═══ Entries ═══

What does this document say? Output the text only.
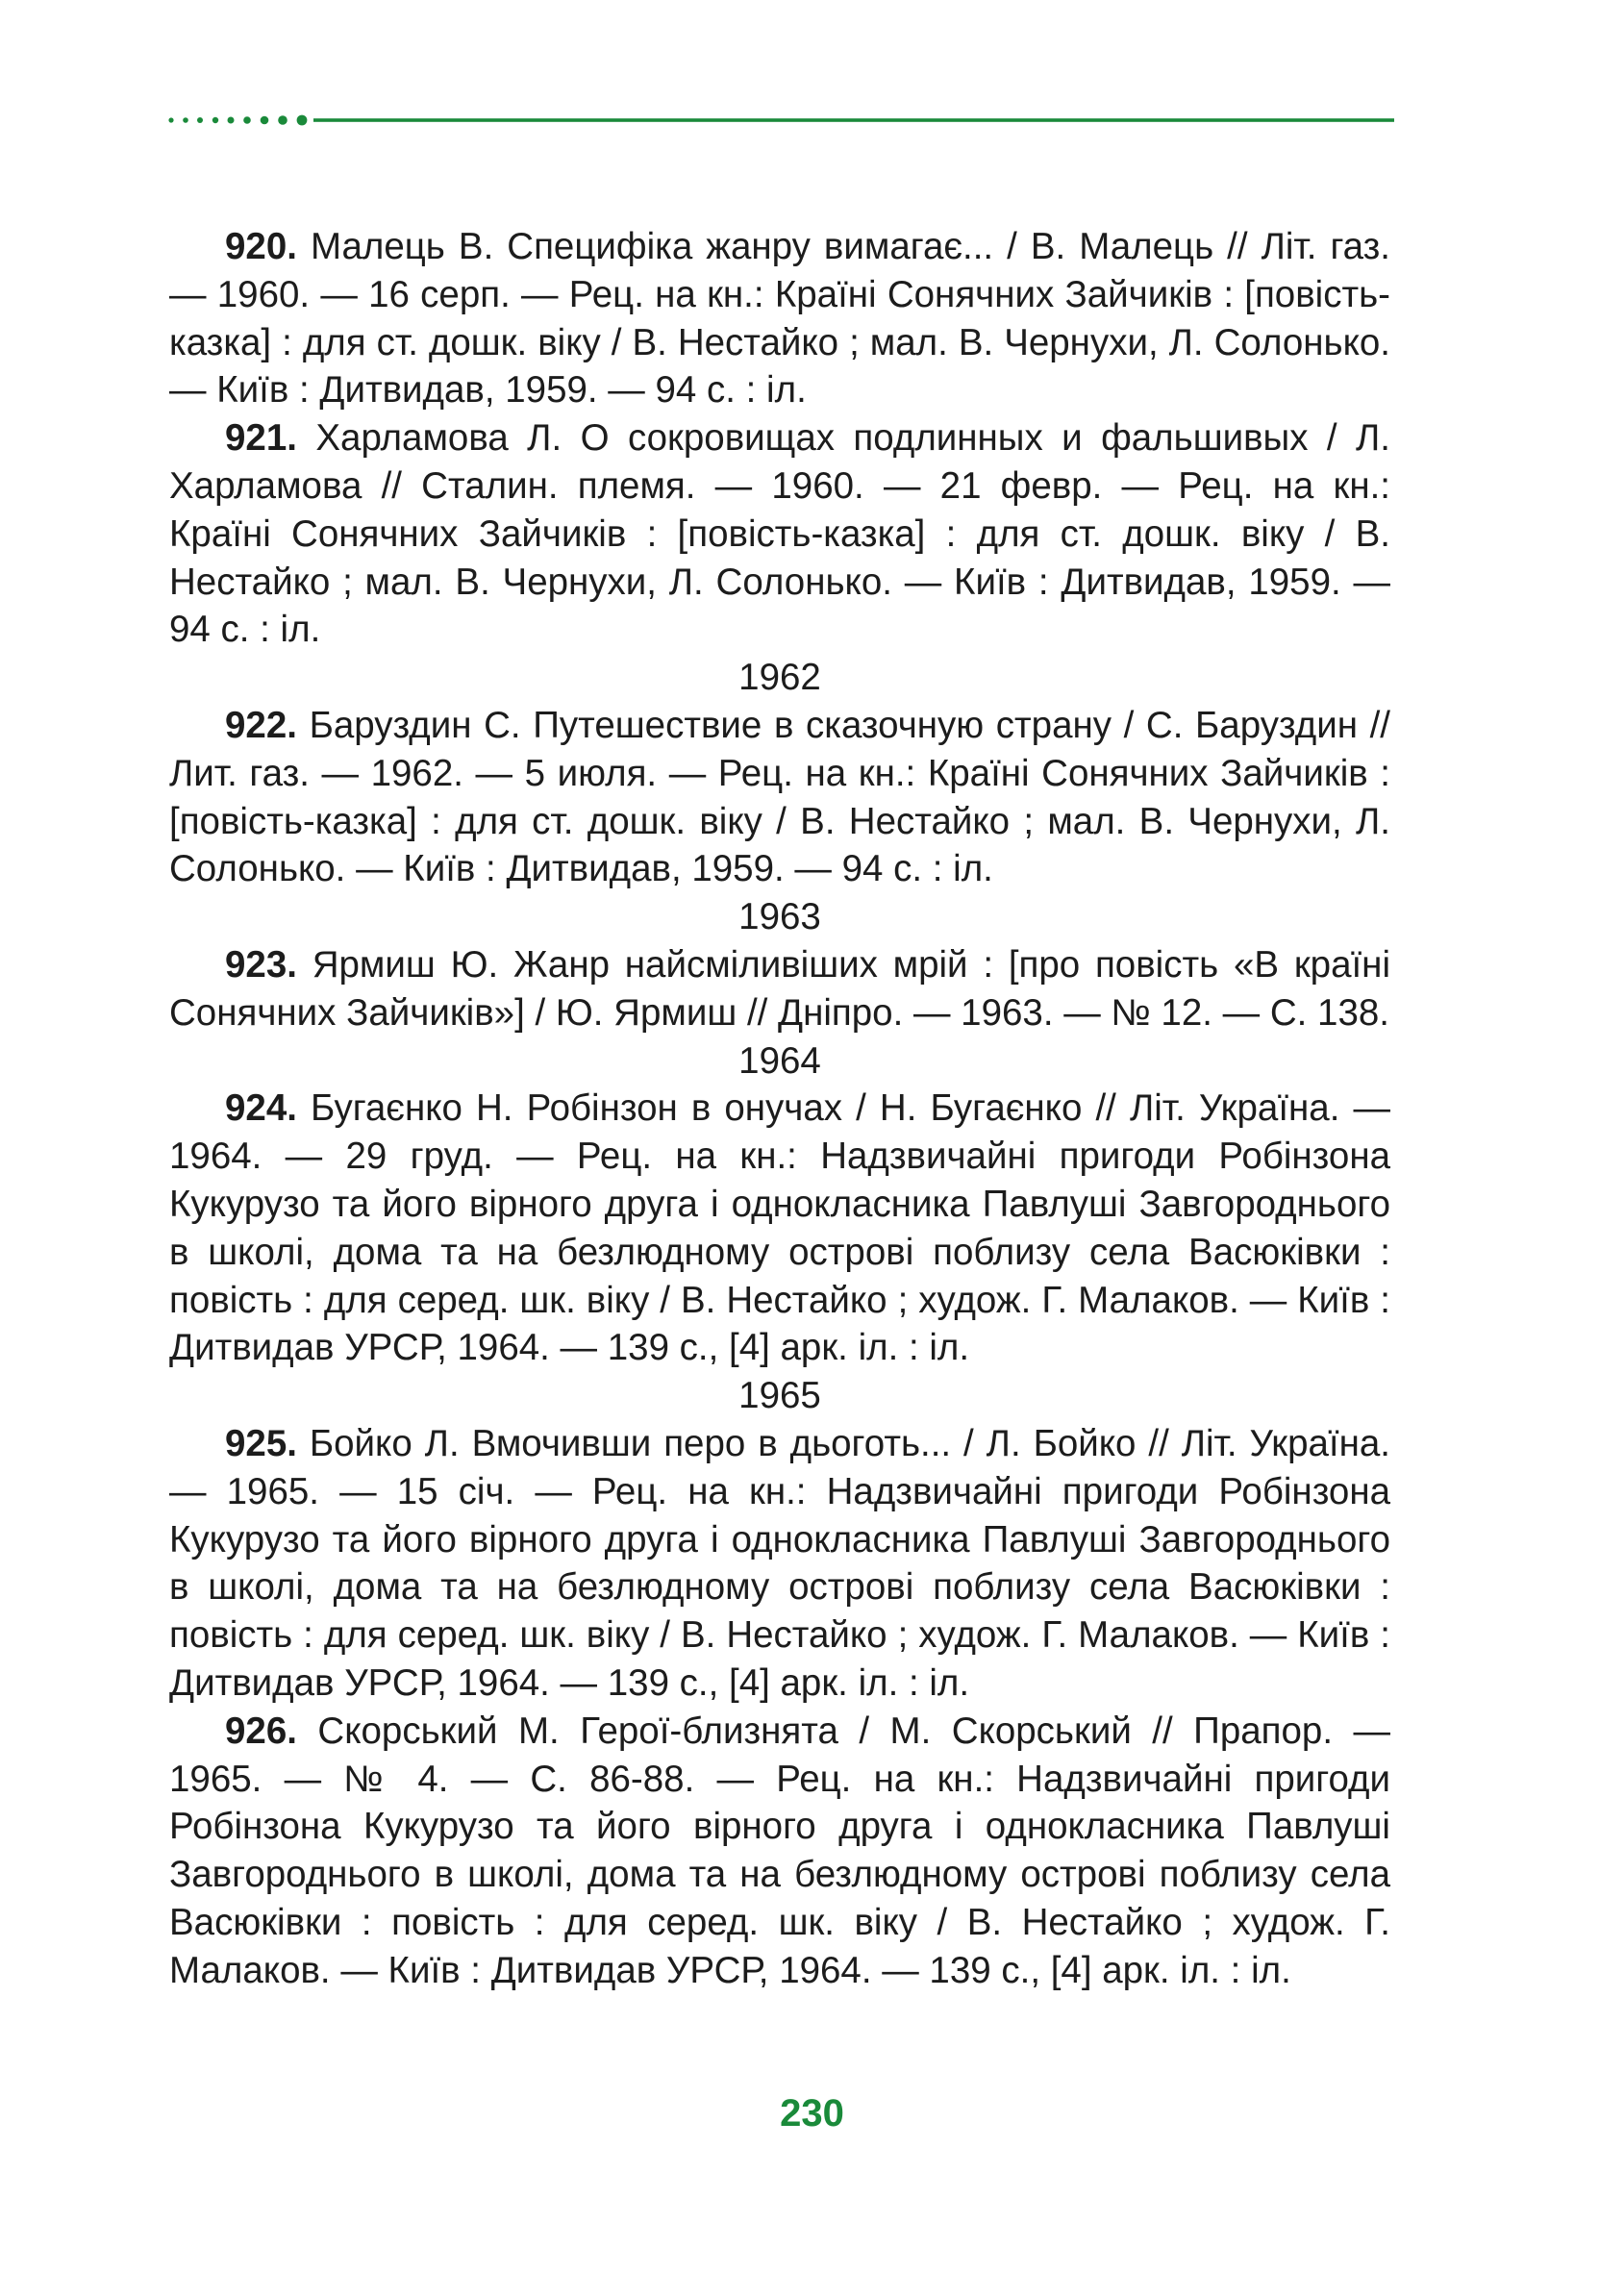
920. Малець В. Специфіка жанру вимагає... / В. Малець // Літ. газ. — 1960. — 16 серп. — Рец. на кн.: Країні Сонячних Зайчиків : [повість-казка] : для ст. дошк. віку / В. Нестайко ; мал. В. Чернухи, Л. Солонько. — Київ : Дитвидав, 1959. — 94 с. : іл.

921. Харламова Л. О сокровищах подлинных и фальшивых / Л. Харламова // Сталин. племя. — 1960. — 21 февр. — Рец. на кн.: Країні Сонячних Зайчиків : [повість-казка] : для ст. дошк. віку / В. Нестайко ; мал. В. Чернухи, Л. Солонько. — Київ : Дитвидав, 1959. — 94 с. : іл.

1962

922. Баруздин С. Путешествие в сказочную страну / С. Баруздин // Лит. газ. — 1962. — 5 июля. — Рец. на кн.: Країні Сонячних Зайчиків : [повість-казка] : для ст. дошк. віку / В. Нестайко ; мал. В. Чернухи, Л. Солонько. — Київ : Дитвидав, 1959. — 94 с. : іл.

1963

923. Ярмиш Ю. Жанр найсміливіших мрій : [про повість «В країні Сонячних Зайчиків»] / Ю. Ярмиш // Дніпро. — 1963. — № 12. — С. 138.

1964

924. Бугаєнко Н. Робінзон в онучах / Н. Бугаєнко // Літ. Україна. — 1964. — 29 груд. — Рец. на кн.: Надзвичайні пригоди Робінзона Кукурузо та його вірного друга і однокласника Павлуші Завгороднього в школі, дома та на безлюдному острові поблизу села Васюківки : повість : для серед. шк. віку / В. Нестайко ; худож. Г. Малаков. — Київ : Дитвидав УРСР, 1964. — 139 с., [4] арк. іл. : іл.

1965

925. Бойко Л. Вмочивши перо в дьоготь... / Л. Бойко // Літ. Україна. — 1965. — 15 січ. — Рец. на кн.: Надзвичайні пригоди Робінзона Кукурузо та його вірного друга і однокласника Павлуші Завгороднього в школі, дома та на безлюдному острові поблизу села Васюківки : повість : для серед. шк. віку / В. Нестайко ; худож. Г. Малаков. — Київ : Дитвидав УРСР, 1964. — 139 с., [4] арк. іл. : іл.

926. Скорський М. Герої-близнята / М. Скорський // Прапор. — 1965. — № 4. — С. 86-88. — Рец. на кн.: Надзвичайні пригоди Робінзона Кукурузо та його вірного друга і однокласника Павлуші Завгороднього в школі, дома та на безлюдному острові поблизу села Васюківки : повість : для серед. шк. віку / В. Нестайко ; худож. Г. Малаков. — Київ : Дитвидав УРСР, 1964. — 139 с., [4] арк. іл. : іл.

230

═══

Exercise prompt: Restate each of the entries above word for word and skip every image.

Worked solution:
What does this document say? Output the text only.
920. Малець В. Специфіка жанру вимагає... / В. Малець // Літ. газ. — 1960. — 16 серп. — Рец. на кн.: Країні Сонячних Зайчиків : [повість-казка] : для ст. дошк. віку / В. Нестайко ; мал. В. Чернухи, Л. Солонько. — Київ : Дитвидав, 1959. — 94 с. : іл.

921. Харламова Л. О сокровищах подлинных и фальшивых / Л. Харламова // Сталин. племя. — 1960. — 21 февр. — Рец. на кн.: Країні Сонячних Зайчиків : [повість-казка] : для ст. дошк. віку / В. Нестайко ; мал. В. Чернухи, Л. Солонько. — Київ : Дитвидав, 1959. — 94 с. : іл.

1962

922. Баруздин С. Путешествие в сказочную страну / С. Баруздин // Лит. газ. — 1962. — 5 июля. — Рец. на кн.: Країні Сонячних Зайчиків : [повість-казка] : для ст. дошк. віку / В. Нестайко ; мал. В. Чернухи, Л. Солонько. — Київ : Дитвидав, 1959. — 94 с. : іл.

1963

923. Ярмиш Ю. Жанр найсміливіших мрій : [про повість «В країні Сонячних Зайчиків»] / Ю. Ярмиш // Дніпро. — 1963. — № 12. — С. 138.

1964

924. Бугаєнко Н. Робінзон в онучах / Н. Бугаєнко // Літ. Україна. — 1964. — 29 груд. — Рец. на кн.: Надзвичайні пригоди Робінзона Кукурузо та його вірного друга і однокласника Павлуші Завгороднього в школі, дома та на безлюдному острові поблизу села Васюківки : повість : для серед. шк. віку / В. Нестайко ; худож. Г. Малаков. — Київ : Дитвидав УРСР, 1964. — 139 с., [4] арк. іл. : іл.

1965

925. Бойко Л. Вмочивши перо в дьоготь... / Л. Бойко // Літ. Україна. — 1965. — 15 січ. — Рец. на кн.: Надзвичайні пригоди Робінзона Кукурузо та його вірного друга і однокласника Павлуші Завгороднього в школі, дома та на безлюдному острові поблизу села Васюківки : повість : для серед. шк. віку / В. Нестайко ; худож. Г. Малаков. — Київ : Дитвидав УРСР, 1964. — 139 с., [4] арк. іл. : іл.

926. Скорський М. Герої-близнята / М. Скорський // Прапор. — 1965. — № 4. — С. 86-88. — Рец. на кн.: Надзвичайні пригоди Робінзона Кукурузо та його вірного друга і однокласника Павлуші Завгороднього в школі, дома та на безлюдному острові поблизу села Васюківки : повість : для серед. шк. віку / В. Нестайко ; худож. Г. Малаков. — Київ : Дитвидав УРСР, 1964. — 139 с., [4] арк. іл. : іл.

230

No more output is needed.